### What the task requires
Gather each line of the records where "песни" appears.

Dataset excerpts
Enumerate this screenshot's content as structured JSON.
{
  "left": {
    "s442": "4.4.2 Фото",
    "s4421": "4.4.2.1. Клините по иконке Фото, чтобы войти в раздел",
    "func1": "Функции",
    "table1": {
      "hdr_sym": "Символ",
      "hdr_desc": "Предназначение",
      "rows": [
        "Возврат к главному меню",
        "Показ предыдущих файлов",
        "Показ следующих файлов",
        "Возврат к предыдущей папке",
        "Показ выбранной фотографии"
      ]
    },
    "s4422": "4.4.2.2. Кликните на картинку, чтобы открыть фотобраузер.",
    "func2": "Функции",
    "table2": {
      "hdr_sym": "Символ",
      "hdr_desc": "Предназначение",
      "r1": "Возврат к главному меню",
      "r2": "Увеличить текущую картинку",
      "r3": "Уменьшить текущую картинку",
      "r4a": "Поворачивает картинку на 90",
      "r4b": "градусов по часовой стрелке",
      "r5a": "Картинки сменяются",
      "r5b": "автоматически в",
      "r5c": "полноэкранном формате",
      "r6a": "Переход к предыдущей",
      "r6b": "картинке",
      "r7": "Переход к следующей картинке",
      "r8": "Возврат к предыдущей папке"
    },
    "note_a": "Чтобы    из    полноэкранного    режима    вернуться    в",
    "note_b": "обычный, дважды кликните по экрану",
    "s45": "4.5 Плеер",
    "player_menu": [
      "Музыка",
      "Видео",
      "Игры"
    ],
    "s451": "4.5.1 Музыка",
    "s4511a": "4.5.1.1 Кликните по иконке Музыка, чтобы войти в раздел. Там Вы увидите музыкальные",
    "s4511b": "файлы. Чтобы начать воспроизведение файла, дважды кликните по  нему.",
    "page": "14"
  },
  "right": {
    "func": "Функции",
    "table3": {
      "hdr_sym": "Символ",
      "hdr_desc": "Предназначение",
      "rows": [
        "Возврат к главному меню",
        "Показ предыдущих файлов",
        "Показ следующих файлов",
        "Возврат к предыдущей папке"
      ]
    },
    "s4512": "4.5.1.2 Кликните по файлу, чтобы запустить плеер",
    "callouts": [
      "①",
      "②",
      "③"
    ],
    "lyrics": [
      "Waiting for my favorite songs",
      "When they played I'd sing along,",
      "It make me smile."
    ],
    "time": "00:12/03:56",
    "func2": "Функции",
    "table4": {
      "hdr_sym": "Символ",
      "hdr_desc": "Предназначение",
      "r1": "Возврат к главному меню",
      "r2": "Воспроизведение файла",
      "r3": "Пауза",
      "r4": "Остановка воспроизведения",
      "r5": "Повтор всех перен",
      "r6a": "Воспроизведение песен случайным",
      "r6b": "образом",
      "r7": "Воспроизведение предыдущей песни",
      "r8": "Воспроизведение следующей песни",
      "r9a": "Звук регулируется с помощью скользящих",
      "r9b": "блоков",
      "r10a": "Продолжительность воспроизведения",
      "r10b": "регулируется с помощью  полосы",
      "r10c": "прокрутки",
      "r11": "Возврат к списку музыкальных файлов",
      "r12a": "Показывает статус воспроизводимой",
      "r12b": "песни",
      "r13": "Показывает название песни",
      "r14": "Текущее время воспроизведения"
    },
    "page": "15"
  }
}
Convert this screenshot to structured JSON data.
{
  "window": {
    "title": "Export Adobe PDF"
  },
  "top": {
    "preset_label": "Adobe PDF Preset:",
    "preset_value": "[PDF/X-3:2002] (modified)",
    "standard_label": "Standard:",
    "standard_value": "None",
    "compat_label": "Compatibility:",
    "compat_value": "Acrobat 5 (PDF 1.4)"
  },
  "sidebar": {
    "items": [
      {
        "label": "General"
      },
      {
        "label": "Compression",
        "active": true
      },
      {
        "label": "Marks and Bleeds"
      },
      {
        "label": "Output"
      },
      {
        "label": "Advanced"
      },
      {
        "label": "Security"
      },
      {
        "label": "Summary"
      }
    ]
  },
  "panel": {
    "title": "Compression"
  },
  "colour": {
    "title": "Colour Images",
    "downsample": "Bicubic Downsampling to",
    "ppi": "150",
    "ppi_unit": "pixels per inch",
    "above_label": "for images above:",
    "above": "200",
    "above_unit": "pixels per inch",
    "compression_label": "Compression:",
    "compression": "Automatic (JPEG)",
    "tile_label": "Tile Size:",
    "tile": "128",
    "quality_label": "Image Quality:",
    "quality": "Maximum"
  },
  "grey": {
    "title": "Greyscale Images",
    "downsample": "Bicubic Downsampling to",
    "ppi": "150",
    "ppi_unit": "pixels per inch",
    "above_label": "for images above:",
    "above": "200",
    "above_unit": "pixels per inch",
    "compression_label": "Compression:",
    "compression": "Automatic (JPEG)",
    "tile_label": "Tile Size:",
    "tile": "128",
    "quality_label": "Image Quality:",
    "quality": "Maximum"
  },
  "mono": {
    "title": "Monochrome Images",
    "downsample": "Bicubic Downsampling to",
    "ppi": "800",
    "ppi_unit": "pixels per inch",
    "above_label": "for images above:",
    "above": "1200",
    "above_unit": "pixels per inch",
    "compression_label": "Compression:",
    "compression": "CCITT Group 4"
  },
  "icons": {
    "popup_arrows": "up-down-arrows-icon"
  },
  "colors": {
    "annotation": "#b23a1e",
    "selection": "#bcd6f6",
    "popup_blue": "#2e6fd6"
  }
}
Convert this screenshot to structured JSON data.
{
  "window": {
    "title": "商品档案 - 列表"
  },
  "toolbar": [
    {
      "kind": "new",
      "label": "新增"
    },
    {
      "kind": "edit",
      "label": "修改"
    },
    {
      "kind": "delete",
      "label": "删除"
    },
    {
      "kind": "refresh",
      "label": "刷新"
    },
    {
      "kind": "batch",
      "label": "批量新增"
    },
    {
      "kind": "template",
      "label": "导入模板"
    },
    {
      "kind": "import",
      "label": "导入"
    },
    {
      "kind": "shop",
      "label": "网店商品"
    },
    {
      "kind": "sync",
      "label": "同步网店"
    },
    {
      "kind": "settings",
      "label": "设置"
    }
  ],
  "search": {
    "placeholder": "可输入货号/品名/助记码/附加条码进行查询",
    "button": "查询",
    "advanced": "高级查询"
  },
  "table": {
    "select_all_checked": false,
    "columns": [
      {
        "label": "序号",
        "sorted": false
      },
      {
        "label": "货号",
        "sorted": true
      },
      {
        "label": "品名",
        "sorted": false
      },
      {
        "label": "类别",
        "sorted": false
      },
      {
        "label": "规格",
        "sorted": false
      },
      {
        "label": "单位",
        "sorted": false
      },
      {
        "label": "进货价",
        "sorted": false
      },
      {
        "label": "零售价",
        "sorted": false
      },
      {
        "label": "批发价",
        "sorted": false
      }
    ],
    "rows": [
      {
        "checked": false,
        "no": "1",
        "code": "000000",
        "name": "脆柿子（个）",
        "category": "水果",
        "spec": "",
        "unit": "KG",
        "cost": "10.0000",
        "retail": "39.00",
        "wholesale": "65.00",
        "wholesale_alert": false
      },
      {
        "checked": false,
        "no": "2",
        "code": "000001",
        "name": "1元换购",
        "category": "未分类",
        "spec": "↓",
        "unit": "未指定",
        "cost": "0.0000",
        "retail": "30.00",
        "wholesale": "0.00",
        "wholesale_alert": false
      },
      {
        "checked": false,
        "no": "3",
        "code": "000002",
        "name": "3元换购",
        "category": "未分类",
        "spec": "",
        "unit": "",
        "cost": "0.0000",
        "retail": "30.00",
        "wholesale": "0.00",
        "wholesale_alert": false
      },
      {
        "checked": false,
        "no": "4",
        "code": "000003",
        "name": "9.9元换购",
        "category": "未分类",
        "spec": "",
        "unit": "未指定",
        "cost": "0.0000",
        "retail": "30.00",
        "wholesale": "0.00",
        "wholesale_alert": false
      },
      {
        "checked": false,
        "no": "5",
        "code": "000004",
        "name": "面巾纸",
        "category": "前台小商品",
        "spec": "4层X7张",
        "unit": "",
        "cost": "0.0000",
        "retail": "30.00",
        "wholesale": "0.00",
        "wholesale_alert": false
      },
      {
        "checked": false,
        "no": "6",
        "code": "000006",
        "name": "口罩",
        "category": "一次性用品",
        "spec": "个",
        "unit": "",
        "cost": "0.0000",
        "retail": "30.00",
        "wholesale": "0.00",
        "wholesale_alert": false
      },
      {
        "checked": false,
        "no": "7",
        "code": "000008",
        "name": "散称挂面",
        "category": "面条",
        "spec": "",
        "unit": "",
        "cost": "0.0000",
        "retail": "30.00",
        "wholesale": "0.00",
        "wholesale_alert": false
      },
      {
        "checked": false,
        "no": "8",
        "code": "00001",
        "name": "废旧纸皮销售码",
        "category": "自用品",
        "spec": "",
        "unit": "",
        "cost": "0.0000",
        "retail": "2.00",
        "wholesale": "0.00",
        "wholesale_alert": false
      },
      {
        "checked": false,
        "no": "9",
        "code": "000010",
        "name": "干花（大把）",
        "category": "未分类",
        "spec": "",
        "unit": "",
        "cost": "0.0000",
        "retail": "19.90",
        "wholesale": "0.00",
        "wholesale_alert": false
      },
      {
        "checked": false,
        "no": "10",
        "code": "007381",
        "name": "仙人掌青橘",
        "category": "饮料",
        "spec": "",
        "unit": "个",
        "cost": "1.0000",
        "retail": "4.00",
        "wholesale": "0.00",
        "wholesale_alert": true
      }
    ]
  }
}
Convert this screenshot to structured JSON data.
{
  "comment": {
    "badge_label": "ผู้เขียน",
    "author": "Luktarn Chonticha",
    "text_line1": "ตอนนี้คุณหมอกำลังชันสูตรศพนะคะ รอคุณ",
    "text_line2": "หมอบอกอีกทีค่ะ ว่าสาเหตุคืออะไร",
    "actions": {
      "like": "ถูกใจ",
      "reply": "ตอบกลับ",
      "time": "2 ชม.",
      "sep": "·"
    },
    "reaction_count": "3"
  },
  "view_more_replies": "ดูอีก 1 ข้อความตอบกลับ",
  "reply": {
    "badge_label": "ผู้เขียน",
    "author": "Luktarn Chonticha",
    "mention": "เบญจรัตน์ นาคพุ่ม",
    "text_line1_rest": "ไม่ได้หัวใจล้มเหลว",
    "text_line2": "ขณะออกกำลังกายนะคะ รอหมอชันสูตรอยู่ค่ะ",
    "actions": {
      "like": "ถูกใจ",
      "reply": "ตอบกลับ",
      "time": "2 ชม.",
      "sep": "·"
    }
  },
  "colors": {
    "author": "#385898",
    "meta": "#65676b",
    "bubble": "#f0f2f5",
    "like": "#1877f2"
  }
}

### Answer to the problem
      "r7": "Воспроизведение предыдущей песни",
      "r8": "Воспроизведение следующей песни",
      "r12b": "песни",
      "r13": "Показывает название песни",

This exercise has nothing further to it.